Examine each line of the data. Copy those that contain the string "name".

==== SUPPLIED MATERIAL

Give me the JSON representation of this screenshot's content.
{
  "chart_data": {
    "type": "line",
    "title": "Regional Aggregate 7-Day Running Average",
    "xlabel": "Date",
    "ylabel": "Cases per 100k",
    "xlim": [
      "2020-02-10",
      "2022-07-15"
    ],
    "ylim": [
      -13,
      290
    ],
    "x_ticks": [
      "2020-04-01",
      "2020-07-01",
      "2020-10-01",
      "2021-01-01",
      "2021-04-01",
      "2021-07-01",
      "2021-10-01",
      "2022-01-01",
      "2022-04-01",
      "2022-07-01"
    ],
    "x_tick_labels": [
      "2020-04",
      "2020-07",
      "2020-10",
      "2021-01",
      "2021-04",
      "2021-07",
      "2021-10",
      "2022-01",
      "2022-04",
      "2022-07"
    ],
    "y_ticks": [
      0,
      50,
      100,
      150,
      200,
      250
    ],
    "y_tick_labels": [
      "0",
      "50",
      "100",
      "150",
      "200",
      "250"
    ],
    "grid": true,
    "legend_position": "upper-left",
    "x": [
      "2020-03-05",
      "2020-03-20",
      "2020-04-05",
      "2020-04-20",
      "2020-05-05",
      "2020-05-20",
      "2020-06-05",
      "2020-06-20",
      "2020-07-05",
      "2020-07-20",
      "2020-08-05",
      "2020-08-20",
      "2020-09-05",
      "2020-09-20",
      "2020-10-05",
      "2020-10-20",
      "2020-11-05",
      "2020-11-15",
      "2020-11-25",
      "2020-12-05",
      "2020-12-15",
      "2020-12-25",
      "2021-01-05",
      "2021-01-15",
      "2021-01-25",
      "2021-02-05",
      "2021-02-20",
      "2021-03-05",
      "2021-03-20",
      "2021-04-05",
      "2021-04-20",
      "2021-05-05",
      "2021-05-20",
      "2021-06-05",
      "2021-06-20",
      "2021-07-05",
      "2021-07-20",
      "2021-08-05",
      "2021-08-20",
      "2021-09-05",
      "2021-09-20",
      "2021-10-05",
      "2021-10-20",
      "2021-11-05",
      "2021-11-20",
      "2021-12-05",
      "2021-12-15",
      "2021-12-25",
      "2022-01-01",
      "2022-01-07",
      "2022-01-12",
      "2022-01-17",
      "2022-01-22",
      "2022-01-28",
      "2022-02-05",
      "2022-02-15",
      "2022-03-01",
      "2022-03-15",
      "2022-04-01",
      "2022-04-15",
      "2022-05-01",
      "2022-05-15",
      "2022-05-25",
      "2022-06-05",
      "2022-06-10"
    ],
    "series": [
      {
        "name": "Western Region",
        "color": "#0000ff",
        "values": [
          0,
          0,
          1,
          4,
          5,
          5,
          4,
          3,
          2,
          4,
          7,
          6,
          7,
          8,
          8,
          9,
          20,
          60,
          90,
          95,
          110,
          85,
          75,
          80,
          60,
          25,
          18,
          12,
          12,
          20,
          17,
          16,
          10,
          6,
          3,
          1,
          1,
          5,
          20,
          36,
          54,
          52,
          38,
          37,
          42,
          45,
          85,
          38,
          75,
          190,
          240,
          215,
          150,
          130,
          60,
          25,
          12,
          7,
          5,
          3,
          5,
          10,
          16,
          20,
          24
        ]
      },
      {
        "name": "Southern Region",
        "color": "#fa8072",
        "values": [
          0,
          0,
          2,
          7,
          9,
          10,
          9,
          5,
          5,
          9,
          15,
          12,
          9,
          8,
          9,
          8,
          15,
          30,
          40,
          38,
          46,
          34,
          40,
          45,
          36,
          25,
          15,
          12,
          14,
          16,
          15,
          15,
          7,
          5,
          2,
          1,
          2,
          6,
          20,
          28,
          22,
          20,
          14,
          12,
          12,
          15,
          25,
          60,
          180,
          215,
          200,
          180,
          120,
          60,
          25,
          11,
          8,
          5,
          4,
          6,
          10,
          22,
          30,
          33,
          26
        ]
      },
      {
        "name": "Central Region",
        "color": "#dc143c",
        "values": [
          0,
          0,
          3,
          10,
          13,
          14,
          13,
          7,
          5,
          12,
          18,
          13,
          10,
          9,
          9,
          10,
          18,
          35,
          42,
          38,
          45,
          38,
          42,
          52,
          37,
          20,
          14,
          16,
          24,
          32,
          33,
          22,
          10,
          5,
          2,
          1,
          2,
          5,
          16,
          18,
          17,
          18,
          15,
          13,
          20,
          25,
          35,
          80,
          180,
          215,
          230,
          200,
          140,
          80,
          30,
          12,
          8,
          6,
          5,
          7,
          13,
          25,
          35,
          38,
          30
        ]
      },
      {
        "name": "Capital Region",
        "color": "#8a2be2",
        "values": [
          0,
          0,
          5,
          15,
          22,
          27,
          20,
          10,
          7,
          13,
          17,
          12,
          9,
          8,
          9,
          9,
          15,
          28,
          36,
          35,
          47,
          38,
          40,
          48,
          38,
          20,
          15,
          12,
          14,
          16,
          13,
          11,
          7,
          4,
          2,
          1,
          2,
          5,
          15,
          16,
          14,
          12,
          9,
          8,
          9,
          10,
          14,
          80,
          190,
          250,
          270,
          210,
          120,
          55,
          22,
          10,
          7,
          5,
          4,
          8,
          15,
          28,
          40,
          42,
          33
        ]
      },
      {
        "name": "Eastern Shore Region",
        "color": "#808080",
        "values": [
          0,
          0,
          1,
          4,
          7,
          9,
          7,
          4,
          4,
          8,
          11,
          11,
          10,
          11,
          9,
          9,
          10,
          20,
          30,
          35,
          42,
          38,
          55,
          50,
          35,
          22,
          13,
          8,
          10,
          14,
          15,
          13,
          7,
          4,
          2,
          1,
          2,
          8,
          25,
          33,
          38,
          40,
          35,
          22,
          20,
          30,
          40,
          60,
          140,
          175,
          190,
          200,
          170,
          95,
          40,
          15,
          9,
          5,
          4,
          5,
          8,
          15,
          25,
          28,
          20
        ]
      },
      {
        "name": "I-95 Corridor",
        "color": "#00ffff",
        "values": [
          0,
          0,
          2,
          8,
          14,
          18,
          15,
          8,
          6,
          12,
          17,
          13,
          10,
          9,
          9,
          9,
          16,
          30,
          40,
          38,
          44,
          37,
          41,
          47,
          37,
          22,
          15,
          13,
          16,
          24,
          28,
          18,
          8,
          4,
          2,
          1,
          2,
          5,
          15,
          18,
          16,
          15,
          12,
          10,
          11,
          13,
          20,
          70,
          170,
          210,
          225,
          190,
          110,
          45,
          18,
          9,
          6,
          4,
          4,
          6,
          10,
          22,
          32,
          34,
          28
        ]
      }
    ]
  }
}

========

§ ANSWER BELOW
        "name": "Western Region",
        "name": "Southern Region",
        "name": "Central Region",
        "name": "Capital Region",
        "name": "Eastern Shore Region",
        "name": "I-95 Corridor",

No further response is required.